## RECORDS TO USE
# # #

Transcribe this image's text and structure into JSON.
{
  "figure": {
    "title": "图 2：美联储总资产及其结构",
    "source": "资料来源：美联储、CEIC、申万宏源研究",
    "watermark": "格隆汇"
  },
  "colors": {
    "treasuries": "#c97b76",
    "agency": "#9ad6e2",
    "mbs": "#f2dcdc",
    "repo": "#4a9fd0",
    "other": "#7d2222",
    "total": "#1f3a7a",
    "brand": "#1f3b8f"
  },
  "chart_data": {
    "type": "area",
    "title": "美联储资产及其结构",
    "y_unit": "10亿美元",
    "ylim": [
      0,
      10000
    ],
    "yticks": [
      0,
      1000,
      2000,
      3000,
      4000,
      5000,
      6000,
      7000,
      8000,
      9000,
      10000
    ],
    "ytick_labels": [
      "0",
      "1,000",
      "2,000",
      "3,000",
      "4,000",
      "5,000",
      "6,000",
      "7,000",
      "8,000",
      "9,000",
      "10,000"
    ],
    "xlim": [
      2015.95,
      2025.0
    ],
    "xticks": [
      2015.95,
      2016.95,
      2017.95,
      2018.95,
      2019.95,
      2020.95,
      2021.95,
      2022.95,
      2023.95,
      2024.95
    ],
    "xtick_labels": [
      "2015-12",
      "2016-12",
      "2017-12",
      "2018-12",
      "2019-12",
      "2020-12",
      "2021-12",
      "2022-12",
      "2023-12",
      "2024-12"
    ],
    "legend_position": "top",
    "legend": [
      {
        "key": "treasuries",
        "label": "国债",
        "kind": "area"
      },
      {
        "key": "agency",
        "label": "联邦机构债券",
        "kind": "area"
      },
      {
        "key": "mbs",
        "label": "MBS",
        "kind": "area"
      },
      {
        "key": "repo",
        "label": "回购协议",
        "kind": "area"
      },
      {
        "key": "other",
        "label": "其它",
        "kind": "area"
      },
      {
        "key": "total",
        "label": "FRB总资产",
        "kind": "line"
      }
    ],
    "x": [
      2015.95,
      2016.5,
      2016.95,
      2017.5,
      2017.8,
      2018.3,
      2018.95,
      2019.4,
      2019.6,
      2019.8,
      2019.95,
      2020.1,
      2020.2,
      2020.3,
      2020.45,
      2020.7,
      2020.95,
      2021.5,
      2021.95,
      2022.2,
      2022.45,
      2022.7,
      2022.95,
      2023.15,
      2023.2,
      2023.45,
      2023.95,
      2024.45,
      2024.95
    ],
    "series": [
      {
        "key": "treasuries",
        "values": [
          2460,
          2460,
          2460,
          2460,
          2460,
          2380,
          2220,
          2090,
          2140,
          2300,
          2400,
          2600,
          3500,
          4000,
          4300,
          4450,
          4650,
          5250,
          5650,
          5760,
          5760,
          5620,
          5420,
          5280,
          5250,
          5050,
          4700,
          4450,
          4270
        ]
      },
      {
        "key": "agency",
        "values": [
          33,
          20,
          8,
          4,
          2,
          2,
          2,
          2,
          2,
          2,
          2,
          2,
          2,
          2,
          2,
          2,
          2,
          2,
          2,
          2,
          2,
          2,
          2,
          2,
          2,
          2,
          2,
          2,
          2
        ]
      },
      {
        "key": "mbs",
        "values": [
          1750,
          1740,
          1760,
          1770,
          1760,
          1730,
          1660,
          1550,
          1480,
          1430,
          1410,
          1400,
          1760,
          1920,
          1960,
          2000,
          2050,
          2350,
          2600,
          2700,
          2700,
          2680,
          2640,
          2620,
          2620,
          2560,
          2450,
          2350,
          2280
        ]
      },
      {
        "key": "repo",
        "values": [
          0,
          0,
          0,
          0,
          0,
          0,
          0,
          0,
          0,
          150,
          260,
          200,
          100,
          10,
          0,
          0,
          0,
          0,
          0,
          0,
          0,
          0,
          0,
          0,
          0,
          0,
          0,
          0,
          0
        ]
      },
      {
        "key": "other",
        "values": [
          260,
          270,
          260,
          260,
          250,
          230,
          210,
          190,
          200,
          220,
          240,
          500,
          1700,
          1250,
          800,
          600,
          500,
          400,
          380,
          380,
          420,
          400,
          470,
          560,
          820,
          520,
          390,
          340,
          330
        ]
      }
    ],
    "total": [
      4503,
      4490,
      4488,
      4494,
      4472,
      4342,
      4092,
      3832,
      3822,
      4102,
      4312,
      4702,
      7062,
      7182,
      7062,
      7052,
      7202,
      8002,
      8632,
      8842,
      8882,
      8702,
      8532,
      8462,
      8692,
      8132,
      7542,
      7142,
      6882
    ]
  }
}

# # #

## WHAT YOU SHOULD DO
Report the number of lines containing the string "title" and add nothing to it.

## WRITTEN SOLUTION
2